JOB: Where a line holds the word "this", copy that line.
***
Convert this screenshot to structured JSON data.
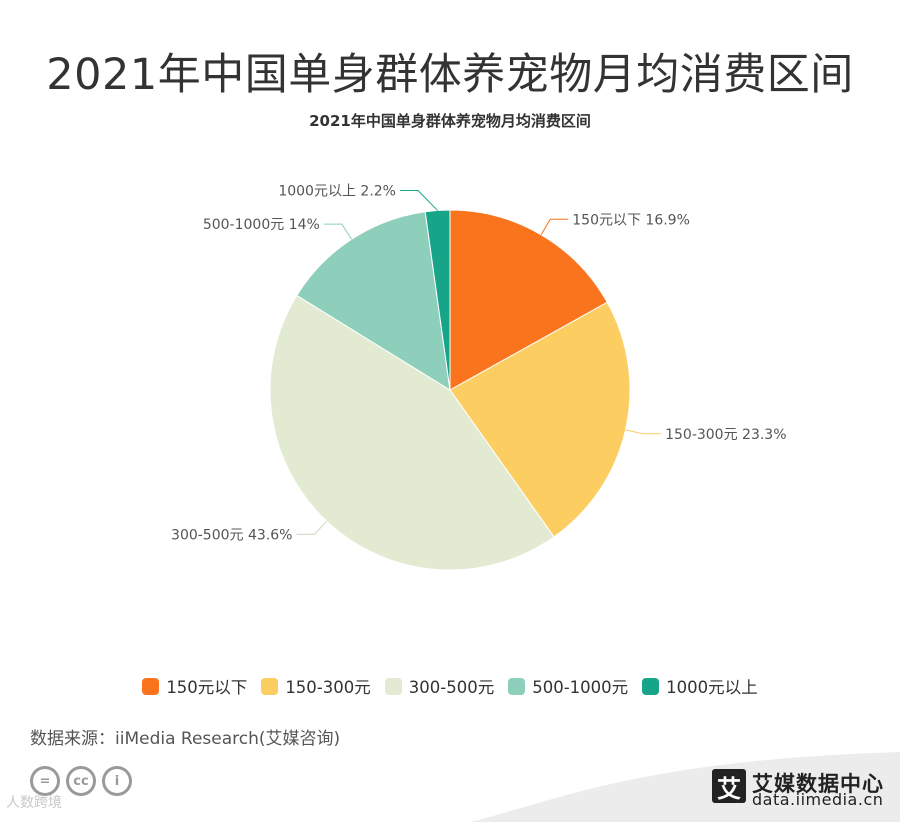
{
  "page": {
    "main_title": "2021年中国单身群体养宠物月均消费区间",
    "source": "数据来源：iiMedia Research(艾媒咨询)",
    "watermark": "人数跨境"
  },
  "brand": {
    "logo_char": "艾",
    "name": "艾媒数据中心",
    "url": "data.iimedia.cn",
    "license_icons": [
      "equals-icon",
      "cc-icon",
      "person-icon"
    ],
    "license_labels": [
      "=",
      "cc",
      "i"
    ]
  },
  "chart_data": {
    "type": "pie",
    "title": "2021年中国单身群体养宠物月均消费区间",
    "start_angle": "top, clockwise",
    "legend_position": "bottom",
    "slices": [
      {
        "label": "150元以下",
        "value": 16.9,
        "value_label": "16.9%",
        "color": "#FA741E"
      },
      {
        "label": "150-300元",
        "value": 23.3,
        "value_label": "23.3%",
        "color": "#FCCE62"
      },
      {
        "label": "300-500元",
        "value": 43.6,
        "value_label": "43.6%",
        "color": "#E2EAD2"
      },
      {
        "label": "500-1000元",
        "value": 14,
        "value_label": "14%",
        "color": "#8DCFBA"
      },
      {
        "label": "1000元以上",
        "value": 2.2,
        "value_label": "2.2%",
        "color": "#17A58A"
      }
    ]
  }
}
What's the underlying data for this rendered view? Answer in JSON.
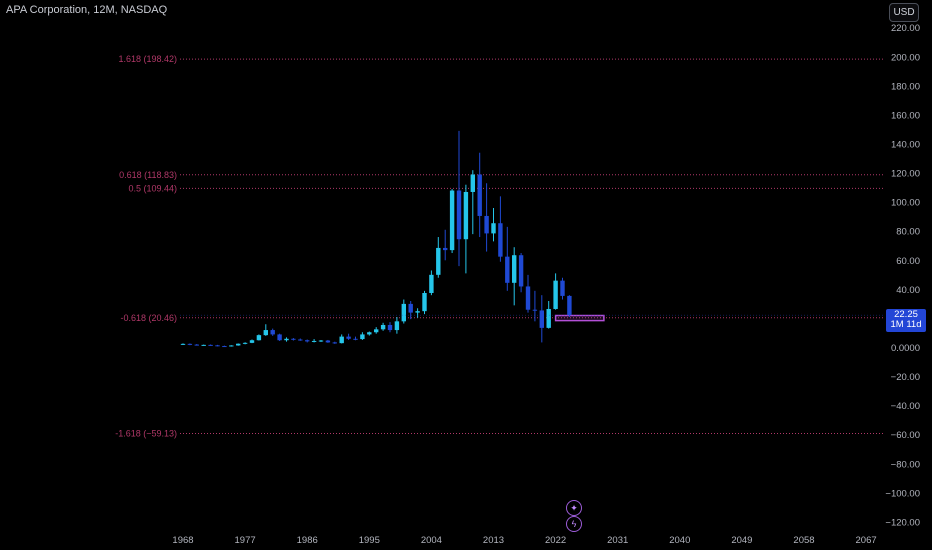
{
  "header": {
    "title": "APA Corporation, 12M, NASDAQ",
    "currency": "USD"
  },
  "price_badge": {
    "price": "22.25",
    "countdown": "1M 11d"
  },
  "buttons": {
    "top_icon": "plus-icon",
    "bottom_icon": "lightning-icon"
  },
  "colors": {
    "up": "#25c6ea",
    "down": "#1f49d4",
    "fib": "#b03868",
    "box": "#b34fd6",
    "price": "#2346d6"
  },
  "chart_data": {
    "type": "candlestick",
    "title": "APA Corporation, 12M, NASDAQ",
    "ylim": [
      -125,
      230
    ],
    "yticks": [
      220,
      200,
      180,
      160,
      140,
      120,
      100,
      80,
      60,
      40,
      20,
      0,
      -20,
      -40,
      -60,
      -80,
      -100,
      -120
    ],
    "ytick_labels": [
      "220.00",
      "200.00",
      "180.00",
      "160.00",
      "140.00",
      "120.00",
      "100.00",
      "80.00",
      "60.00",
      "40.00",
      "20.00",
      "0.0000",
      "−20.00",
      "−40.00",
      "−60.00",
      "−80.00",
      "−100.00",
      "−120.00"
    ],
    "xlim": [
      1968,
      2069
    ],
    "xticks": [
      "1968",
      "1977",
      "1986",
      "1995",
      "2004",
      "2013",
      "2022",
      "2031",
      "2040",
      "2049",
      "2058",
      "2067"
    ],
    "fib_levels": [
      {
        "label": "1.618 (198.42)",
        "value": 198.42
      },
      {
        "label": "0.618 (118.83)",
        "value": 118.83
      },
      {
        "label": "0.5 (109.44)",
        "value": 109.44
      },
      {
        "label": "-0.618 (20.46)",
        "value": 20.46
      },
      {
        "label": "-1.618 (−59.13)",
        "value": -59.13
      }
    ],
    "target_box": {
      "x_start": 2022,
      "x_end": 2029,
      "y_low": 18.5,
      "y_high": 22
    },
    "candles": [
      {
        "year": 1968,
        "o": 2.2,
        "h": 2.8,
        "l": 1.7,
        "c": 2.5
      },
      {
        "year": 1969,
        "o": 2.5,
        "h": 2.8,
        "l": 1.6,
        "c": 2.0
      },
      {
        "year": 1970,
        "o": 2.0,
        "h": 2.4,
        "l": 1.3,
        "c": 1.6
      },
      {
        "year": 1971,
        "o": 1.6,
        "h": 2.0,
        "l": 1.2,
        "c": 1.8
      },
      {
        "year": 1972,
        "o": 1.8,
        "h": 2.1,
        "l": 1.2,
        "c": 1.5
      },
      {
        "year": 1973,
        "o": 1.5,
        "h": 1.8,
        "l": 0.8,
        "c": 1.0
      },
      {
        "year": 1974,
        "o": 1.0,
        "h": 1.3,
        "l": 0.5,
        "c": 0.8
      },
      {
        "year": 1975,
        "o": 0.8,
        "h": 1.6,
        "l": 0.6,
        "c": 1.4
      },
      {
        "year": 1976,
        "o": 1.4,
        "h": 2.8,
        "l": 1.2,
        "c": 2.6
      },
      {
        "year": 1977,
        "o": 2.6,
        "h": 3.6,
        "l": 2.2,
        "c": 3.2
      },
      {
        "year": 1978,
        "o": 3.2,
        "h": 5.5,
        "l": 3.0,
        "c": 5.0
      },
      {
        "year": 1979,
        "o": 5.0,
        "h": 9.0,
        "l": 4.8,
        "c": 8.5
      },
      {
        "year": 1980,
        "o": 8.5,
        "h": 16.0,
        "l": 8.0,
        "c": 12.0
      },
      {
        "year": 1981,
        "o": 12.0,
        "h": 13.0,
        "l": 8.0,
        "c": 9.0
      },
      {
        "year": 1982,
        "o": 9.0,
        "h": 9.5,
        "l": 4.5,
        "c": 5.0
      },
      {
        "year": 1983,
        "o": 5.0,
        "h": 7.0,
        "l": 4.0,
        "c": 6.0
      },
      {
        "year": 1984,
        "o": 6.0,
        "h": 6.5,
        "l": 4.8,
        "c": 5.5
      },
      {
        "year": 1985,
        "o": 5.5,
        "h": 6.2,
        "l": 4.6,
        "c": 5.0
      },
      {
        "year": 1986,
        "o": 5.0,
        "h": 5.5,
        "l": 3.5,
        "c": 4.2
      },
      {
        "year": 1987,
        "o": 4.2,
        "h": 5.8,
        "l": 3.5,
        "c": 4.5
      },
      {
        "year": 1988,
        "o": 4.5,
        "h": 5.2,
        "l": 3.8,
        "c": 4.8
      },
      {
        "year": 1989,
        "o": 4.8,
        "h": 5.2,
        "l": 3.2,
        "c": 3.5
      },
      {
        "year": 1990,
        "o": 3.5,
        "h": 4.0,
        "l": 2.5,
        "c": 3.0
      },
      {
        "year": 1991,
        "o": 3.0,
        "h": 9.0,
        "l": 2.8,
        "c": 7.5
      },
      {
        "year": 1992,
        "o": 7.5,
        "h": 9.5,
        "l": 5.2,
        "c": 6.0
      },
      {
        "year": 1993,
        "o": 6.0,
        "h": 7.5,
        "l": 5.0,
        "c": 5.8
      },
      {
        "year": 1994,
        "o": 5.8,
        "h": 10.5,
        "l": 5.2,
        "c": 9.0
      },
      {
        "year": 1995,
        "o": 9.0,
        "h": 11.0,
        "l": 8.2,
        "c": 10.5
      },
      {
        "year": 1996,
        "o": 10.5,
        "h": 14.0,
        "l": 9.5,
        "c": 12.5
      },
      {
        "year": 1997,
        "o": 12.5,
        "h": 17.0,
        "l": 11.5,
        "c": 15.5
      },
      {
        "year": 1998,
        "o": 15.5,
        "h": 17.5,
        "l": 10.5,
        "c": 12.0
      },
      {
        "year": 1999,
        "o": 12.0,
        "h": 21.0,
        "l": 9.5,
        "c": 18.0
      },
      {
        "year": 2000,
        "o": 18.0,
        "h": 33.0,
        "l": 16.5,
        "c": 30.0
      },
      {
        "year": 2001,
        "o": 30.0,
        "h": 32.0,
        "l": 19.5,
        "c": 24.0
      },
      {
        "year": 2002,
        "o": 24.0,
        "h": 27.0,
        "l": 20.5,
        "c": 25.0
      },
      {
        "year": 2003,
        "o": 25.0,
        "h": 39.0,
        "l": 23.0,
        "c": 37.5
      },
      {
        "year": 2004,
        "o": 37.5,
        "h": 53.0,
        "l": 36.0,
        "c": 50.0
      },
      {
        "year": 2005,
        "o": 50.0,
        "h": 76.0,
        "l": 48.0,
        "c": 68.5
      },
      {
        "year": 2006,
        "o": 68.5,
        "h": 81.0,
        "l": 60.0,
        "c": 67.0
      },
      {
        "year": 2007,
        "o": 67.0,
        "h": 109.0,
        "l": 65.0,
        "c": 108.0
      },
      {
        "year": 2008,
        "o": 108.0,
        "h": 149.0,
        "l": 56.0,
        "c": 74.5
      },
      {
        "year": 2009,
        "o": 74.5,
        "h": 112.0,
        "l": 51.0,
        "c": 107.0
      },
      {
        "year": 2010,
        "o": 107.0,
        "h": 122.0,
        "l": 78.0,
        "c": 119.0
      },
      {
        "year": 2011,
        "o": 119.0,
        "h": 134.0,
        "l": 76.0,
        "c": 90.5
      },
      {
        "year": 2012,
        "o": 90.5,
        "h": 113.0,
        "l": 66.0,
        "c": 78.5
      },
      {
        "year": 2013,
        "o": 78.5,
        "h": 96.0,
        "l": 73.0,
        "c": 85.5
      },
      {
        "year": 2014,
        "o": 85.5,
        "h": 104.0,
        "l": 59.0,
        "c": 62.5
      },
      {
        "year": 2015,
        "o": 62.5,
        "h": 83.0,
        "l": 39.0,
        "c": 44.5
      },
      {
        "year": 2016,
        "o": 44.5,
        "h": 69.0,
        "l": 29.0,
        "c": 63.5
      },
      {
        "year": 2017,
        "o": 63.5,
        "h": 65.0,
        "l": 38.0,
        "c": 42.0
      },
      {
        "year": 2018,
        "o": 42.0,
        "h": 50.0,
        "l": 24.0,
        "c": 26.0
      },
      {
        "year": 2019,
        "o": 26.0,
        "h": 39.0,
        "l": 18.0,
        "c": 25.5
      },
      {
        "year": 2020,
        "o": 25.5,
        "h": 36.0,
        "l": 3.5,
        "c": 13.5
      },
      {
        "year": 2021,
        "o": 13.5,
        "h": 32.0,
        "l": 13.0,
        "c": 26.5
      },
      {
        "year": 2022,
        "o": 26.5,
        "h": 51.0,
        "l": 26.0,
        "c": 46.0
      },
      {
        "year": 2023,
        "o": 46.0,
        "h": 48.0,
        "l": 33.0,
        "c": 35.5
      },
      {
        "year": 2024,
        "o": 35.5,
        "h": 36.0,
        "l": 21.0,
        "c": 22.25
      }
    ]
  }
}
***
TASK OUTPUT:
Convert this screenshot to structured JSON data.
What's the underlying data for this rendered view? Answer in JSON.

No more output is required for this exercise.